-- start --

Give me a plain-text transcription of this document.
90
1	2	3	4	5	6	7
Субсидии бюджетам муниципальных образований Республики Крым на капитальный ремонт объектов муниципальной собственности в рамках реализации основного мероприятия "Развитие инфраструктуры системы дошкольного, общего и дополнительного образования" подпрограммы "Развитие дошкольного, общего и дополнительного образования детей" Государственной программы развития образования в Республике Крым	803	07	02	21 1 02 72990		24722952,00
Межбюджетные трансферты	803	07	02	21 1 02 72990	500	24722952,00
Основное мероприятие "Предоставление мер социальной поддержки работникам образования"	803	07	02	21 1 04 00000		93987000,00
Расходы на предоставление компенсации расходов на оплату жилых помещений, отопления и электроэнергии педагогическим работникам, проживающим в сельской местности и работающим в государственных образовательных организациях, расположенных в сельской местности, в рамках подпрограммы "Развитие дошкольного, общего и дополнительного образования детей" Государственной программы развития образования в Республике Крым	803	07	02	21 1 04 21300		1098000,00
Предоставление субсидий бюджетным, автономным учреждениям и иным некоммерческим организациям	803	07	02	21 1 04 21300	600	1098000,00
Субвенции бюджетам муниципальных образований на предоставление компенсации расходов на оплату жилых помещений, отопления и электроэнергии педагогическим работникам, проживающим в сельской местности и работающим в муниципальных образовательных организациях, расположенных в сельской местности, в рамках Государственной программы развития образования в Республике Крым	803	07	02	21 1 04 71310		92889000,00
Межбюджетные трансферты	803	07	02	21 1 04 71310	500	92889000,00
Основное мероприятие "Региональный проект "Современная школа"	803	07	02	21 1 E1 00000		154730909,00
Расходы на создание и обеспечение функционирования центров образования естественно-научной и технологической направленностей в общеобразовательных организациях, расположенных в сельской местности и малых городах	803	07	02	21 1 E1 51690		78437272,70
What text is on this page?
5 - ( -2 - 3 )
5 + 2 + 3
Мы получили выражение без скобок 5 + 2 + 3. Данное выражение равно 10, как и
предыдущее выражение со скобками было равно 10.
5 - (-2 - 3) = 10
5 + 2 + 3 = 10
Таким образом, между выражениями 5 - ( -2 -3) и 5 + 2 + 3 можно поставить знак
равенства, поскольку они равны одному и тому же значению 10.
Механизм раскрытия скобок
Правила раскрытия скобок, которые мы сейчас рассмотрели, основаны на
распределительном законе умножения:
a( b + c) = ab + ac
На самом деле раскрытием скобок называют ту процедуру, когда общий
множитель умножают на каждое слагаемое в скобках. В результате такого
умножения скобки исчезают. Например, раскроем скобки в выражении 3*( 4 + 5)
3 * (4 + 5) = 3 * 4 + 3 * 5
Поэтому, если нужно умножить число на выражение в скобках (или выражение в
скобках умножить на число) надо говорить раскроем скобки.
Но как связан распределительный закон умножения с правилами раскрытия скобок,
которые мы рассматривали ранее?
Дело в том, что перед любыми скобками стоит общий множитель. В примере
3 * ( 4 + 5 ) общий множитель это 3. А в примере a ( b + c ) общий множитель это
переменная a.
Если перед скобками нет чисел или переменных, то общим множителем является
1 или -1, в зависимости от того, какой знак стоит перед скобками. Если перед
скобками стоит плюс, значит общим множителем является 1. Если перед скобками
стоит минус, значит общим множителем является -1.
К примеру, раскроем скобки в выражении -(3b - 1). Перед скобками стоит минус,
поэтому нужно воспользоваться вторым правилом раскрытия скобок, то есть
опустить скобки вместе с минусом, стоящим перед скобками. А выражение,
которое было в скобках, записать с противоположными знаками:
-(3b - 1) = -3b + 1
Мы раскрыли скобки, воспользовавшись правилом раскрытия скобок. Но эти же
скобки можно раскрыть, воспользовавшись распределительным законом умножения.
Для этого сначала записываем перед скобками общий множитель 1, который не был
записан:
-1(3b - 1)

-- end --

Goal: Return every line of the preceding records in which the word "воспользовавшись" appears.

Written reply:
Мы раскрыли скобки, воспользовавшись правилом раскрытия скобок. Но эти же
скобки можно раскрыть, воспользовавшись распределительным законом умножения.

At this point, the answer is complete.